WHAT IS EXPECTED: Across all the lines below, how many contain the string "yields"? Please reply with the number only.

RECORD EXTRACTS:
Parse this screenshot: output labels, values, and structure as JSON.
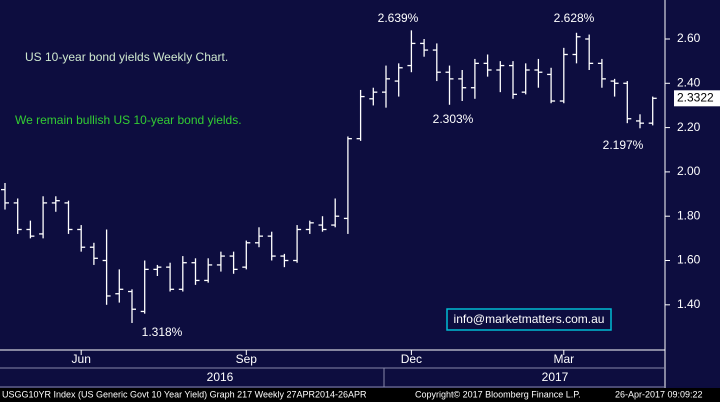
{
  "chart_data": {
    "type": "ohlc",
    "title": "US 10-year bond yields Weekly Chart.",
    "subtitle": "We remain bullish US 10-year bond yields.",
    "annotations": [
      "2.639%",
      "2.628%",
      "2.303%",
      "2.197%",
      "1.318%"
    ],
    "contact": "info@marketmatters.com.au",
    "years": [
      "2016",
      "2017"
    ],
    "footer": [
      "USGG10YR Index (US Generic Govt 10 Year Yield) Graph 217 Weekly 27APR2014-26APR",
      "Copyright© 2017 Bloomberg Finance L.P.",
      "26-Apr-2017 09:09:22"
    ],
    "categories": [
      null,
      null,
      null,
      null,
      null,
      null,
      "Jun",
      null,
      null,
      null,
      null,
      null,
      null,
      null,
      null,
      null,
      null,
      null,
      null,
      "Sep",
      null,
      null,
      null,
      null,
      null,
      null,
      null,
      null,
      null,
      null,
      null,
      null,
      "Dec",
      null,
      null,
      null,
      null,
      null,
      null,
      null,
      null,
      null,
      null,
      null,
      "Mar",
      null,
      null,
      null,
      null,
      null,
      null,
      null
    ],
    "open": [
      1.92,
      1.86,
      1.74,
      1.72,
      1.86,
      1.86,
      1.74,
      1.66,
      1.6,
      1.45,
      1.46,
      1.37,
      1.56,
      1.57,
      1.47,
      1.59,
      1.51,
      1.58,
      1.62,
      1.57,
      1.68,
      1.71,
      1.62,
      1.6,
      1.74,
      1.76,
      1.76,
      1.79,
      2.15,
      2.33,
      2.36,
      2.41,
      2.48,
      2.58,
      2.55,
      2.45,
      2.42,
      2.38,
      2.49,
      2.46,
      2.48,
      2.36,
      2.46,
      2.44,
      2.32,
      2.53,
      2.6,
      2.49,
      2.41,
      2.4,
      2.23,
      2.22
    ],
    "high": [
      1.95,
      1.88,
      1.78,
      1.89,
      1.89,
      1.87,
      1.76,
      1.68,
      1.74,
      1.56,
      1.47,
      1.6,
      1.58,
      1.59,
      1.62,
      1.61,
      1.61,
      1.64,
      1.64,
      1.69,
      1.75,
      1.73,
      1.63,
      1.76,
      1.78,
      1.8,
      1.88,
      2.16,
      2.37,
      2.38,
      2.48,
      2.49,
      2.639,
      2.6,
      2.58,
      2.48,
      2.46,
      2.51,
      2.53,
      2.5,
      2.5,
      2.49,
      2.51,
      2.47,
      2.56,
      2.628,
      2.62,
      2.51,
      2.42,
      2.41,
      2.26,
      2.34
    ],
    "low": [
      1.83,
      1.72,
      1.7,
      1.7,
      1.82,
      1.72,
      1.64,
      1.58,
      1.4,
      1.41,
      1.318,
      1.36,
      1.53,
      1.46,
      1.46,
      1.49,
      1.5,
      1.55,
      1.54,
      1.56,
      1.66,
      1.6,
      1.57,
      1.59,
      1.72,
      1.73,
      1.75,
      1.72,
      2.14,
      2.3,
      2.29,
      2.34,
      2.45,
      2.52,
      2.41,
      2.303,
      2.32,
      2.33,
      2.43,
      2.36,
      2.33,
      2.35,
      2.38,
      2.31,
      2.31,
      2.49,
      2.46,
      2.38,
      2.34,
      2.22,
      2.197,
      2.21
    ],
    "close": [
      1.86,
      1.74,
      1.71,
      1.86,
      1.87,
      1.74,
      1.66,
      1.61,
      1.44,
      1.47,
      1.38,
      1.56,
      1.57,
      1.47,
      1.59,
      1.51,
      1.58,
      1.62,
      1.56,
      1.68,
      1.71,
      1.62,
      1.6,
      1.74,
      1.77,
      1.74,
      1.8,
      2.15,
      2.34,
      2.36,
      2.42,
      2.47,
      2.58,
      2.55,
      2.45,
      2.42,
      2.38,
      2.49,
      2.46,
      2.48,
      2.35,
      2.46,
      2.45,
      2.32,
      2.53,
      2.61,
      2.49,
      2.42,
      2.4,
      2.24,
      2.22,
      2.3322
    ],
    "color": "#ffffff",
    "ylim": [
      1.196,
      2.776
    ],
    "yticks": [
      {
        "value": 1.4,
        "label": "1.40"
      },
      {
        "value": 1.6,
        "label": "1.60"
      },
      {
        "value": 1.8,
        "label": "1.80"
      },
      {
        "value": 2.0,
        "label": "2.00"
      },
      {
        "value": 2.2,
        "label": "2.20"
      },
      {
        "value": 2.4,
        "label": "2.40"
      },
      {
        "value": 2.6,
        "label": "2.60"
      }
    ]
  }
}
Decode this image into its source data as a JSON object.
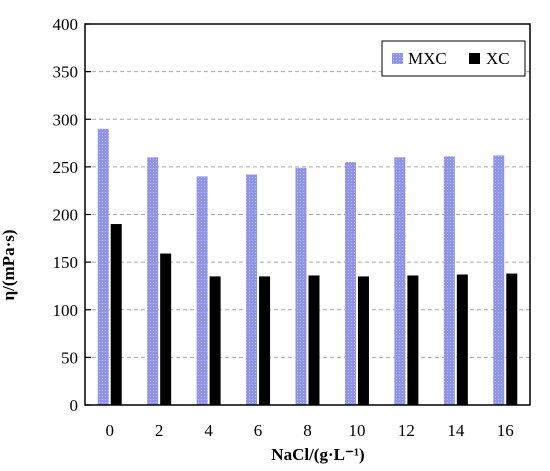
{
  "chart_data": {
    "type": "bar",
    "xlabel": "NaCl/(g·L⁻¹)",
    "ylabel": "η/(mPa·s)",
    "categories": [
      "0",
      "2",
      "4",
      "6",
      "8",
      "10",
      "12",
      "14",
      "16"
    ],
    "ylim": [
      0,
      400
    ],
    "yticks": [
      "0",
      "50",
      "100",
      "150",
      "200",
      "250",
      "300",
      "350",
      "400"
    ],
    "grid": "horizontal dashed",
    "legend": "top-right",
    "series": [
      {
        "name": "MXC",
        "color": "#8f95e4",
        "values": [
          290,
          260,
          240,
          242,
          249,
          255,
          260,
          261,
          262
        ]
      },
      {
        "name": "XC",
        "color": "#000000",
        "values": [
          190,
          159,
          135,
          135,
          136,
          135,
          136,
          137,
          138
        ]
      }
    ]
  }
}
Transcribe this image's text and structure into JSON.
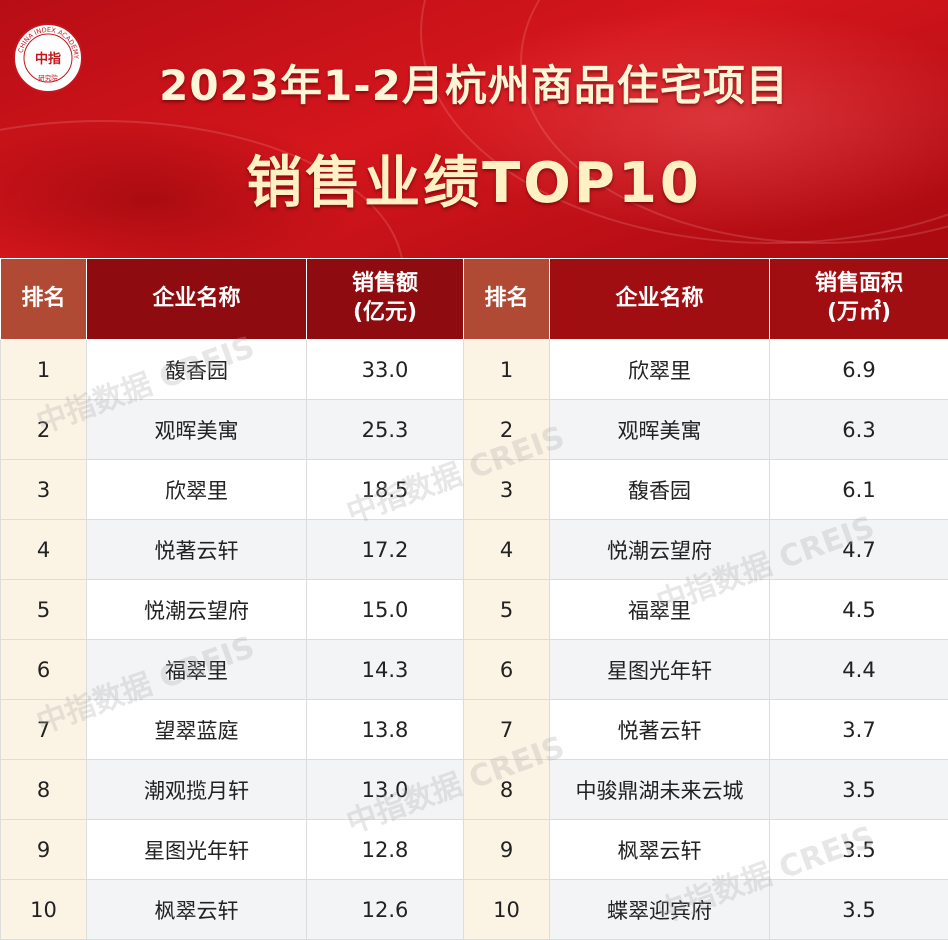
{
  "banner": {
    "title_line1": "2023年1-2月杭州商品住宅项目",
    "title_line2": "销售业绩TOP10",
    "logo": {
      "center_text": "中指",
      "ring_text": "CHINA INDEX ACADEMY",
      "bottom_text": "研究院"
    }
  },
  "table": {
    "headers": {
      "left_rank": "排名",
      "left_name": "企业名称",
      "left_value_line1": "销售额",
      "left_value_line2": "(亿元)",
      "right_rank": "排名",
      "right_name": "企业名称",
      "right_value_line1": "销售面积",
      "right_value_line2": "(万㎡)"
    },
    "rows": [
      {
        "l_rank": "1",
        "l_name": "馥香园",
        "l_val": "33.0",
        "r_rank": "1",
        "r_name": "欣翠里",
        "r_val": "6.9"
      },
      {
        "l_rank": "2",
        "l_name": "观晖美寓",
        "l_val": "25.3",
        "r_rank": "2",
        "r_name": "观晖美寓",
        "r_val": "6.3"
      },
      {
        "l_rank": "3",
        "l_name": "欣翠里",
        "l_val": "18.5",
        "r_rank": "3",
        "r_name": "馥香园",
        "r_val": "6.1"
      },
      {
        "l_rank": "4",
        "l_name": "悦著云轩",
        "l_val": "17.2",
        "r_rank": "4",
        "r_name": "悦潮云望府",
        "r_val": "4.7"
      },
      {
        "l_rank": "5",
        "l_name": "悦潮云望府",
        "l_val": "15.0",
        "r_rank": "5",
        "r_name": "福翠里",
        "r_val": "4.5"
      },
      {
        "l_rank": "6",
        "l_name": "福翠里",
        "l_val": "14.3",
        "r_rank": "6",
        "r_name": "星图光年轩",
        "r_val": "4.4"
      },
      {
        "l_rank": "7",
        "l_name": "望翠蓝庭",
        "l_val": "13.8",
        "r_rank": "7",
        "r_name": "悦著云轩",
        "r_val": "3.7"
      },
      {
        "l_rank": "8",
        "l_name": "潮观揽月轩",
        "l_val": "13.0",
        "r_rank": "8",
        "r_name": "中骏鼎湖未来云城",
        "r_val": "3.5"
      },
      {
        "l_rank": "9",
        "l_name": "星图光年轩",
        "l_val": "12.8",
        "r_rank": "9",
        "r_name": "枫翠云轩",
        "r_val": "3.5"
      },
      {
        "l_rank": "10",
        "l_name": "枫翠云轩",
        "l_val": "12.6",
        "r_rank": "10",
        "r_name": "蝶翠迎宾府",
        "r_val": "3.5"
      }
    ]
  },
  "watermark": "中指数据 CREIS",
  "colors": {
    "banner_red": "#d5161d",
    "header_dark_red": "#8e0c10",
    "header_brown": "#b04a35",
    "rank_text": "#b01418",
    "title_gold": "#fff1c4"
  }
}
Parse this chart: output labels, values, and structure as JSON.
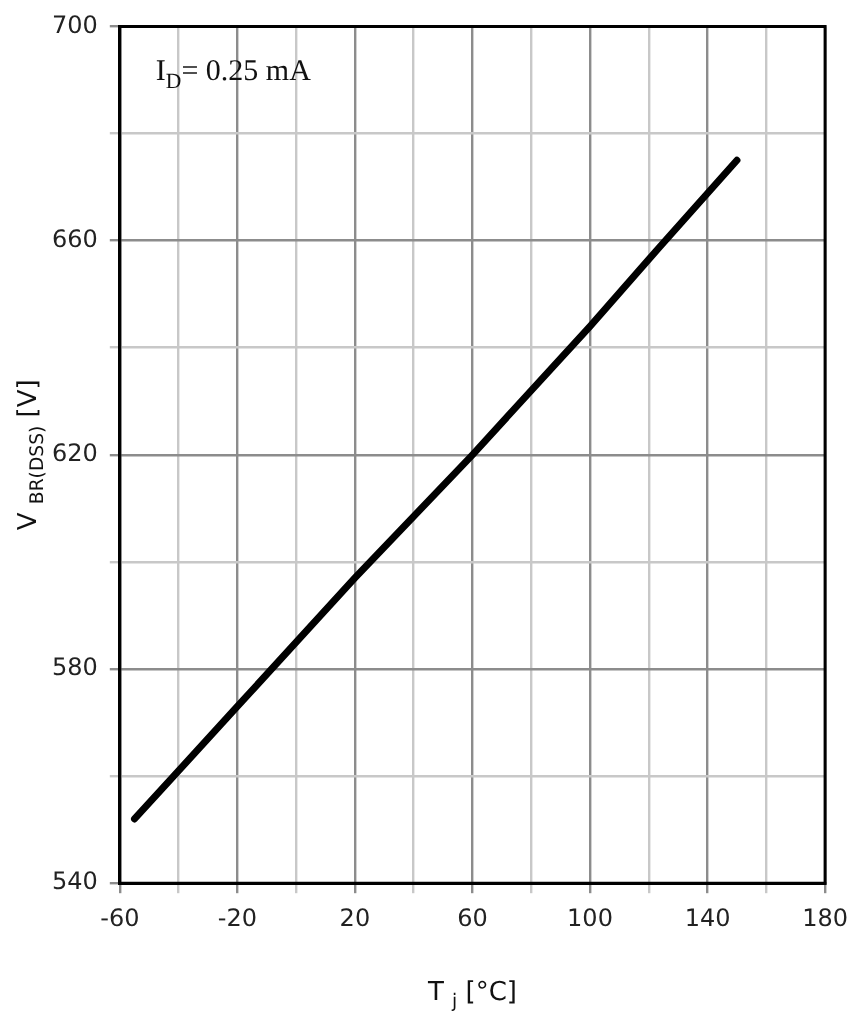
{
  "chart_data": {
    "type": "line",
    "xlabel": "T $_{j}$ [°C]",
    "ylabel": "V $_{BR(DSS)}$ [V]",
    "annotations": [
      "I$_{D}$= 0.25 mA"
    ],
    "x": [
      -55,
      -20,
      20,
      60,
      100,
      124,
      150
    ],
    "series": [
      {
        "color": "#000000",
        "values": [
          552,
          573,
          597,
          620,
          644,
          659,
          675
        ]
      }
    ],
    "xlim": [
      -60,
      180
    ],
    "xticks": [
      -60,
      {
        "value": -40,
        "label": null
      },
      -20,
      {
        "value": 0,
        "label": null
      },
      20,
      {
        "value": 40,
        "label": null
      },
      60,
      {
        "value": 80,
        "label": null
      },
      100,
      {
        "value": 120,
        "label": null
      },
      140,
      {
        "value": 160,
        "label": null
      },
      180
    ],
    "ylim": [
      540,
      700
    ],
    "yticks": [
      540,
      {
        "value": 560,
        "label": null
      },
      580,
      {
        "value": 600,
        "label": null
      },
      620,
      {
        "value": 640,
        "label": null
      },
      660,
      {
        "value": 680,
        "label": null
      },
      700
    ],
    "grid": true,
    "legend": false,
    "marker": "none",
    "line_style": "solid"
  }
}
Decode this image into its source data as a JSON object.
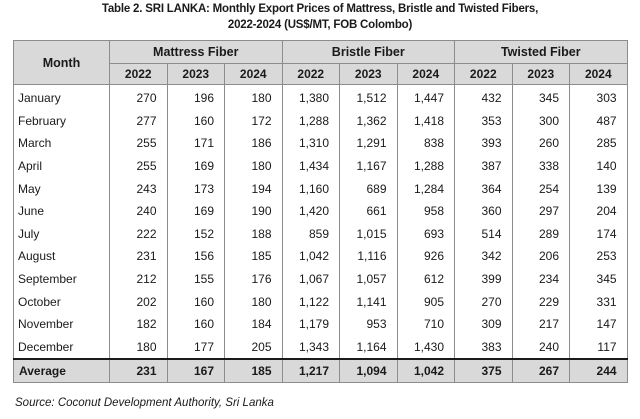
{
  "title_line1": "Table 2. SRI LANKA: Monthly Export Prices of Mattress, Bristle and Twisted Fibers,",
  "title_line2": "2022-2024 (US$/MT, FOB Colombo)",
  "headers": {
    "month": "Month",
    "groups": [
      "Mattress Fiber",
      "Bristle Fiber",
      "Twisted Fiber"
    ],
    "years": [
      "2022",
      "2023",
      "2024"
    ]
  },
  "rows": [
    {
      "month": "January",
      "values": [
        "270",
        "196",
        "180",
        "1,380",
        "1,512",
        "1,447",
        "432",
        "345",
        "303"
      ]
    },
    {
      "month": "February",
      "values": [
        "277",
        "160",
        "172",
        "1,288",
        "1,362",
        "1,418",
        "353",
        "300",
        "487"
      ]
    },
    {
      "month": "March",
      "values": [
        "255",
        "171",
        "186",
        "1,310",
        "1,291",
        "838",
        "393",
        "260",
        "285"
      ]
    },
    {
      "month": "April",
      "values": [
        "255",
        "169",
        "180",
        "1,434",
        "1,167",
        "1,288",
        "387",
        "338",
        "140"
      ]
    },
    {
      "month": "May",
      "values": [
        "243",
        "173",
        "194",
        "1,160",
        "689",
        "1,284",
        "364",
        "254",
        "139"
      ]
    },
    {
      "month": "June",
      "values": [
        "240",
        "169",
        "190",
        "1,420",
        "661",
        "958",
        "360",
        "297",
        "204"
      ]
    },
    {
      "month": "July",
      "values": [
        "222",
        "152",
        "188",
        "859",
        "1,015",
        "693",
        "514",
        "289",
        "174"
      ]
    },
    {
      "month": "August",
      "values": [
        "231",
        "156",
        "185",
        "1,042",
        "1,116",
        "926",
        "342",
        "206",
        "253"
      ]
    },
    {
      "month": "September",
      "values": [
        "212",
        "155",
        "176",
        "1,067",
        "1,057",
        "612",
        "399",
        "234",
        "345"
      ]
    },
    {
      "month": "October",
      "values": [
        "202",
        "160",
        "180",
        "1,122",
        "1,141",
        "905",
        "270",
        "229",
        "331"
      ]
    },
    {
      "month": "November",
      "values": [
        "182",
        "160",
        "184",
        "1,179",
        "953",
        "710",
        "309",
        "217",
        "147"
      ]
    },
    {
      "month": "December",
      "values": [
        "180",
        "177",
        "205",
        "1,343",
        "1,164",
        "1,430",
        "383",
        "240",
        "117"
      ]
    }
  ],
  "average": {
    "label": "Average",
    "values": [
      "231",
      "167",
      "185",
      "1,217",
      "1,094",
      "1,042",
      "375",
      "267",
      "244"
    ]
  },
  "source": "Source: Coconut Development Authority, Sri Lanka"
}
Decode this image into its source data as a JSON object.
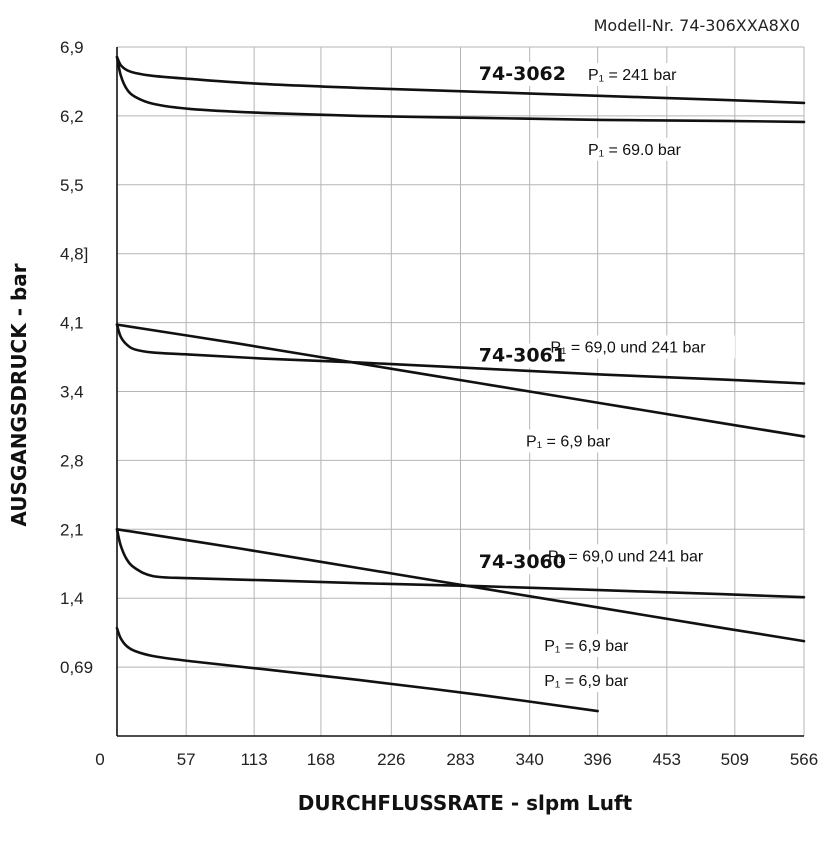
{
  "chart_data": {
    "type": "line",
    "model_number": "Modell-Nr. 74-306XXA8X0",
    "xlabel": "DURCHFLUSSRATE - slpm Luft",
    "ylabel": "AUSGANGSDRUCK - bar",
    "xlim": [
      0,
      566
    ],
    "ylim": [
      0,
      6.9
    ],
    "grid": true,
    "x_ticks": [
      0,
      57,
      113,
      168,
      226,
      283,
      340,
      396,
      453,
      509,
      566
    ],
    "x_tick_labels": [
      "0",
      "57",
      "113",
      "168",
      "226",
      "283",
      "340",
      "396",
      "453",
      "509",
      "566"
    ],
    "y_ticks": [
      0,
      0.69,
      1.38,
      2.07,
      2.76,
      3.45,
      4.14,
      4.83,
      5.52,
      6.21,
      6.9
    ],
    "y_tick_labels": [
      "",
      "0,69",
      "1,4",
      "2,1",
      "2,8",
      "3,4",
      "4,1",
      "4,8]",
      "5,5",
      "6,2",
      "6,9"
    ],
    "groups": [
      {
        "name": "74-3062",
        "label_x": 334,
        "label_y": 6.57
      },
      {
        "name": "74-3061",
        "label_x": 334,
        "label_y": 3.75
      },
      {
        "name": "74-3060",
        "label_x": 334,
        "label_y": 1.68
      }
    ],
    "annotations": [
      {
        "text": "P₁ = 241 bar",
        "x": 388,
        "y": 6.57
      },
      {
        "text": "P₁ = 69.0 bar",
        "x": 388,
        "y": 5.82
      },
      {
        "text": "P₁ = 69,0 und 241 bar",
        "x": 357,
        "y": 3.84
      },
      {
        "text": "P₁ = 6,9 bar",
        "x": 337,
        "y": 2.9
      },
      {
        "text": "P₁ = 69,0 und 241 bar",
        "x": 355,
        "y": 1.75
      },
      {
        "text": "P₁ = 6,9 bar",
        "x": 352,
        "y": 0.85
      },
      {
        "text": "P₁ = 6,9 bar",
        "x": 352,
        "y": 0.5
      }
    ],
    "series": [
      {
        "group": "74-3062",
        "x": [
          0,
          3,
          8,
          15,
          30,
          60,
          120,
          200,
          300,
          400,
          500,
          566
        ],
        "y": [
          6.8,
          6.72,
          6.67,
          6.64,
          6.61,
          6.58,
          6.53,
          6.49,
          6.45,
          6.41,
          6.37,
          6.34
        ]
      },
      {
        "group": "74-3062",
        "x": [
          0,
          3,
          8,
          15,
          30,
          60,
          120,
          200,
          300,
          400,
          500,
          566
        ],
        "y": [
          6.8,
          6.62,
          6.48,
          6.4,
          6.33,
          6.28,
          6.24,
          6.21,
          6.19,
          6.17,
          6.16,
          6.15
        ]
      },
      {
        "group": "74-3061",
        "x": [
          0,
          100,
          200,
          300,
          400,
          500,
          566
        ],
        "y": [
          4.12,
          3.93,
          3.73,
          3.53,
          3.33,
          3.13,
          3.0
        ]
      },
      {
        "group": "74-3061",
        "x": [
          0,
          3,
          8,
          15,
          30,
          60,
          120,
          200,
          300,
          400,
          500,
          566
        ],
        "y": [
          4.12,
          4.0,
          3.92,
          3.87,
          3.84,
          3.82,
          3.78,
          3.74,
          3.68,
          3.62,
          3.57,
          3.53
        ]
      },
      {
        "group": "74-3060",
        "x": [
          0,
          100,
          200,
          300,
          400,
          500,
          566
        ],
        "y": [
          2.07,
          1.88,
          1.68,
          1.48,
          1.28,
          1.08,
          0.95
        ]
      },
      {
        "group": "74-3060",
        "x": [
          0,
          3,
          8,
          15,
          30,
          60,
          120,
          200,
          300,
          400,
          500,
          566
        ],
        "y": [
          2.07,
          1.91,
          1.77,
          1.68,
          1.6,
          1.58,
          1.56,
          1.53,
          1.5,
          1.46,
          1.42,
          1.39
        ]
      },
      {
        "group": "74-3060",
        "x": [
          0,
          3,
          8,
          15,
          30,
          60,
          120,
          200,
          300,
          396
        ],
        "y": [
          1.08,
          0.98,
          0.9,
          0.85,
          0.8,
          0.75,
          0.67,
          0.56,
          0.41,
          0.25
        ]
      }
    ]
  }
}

THE ANSWER: 2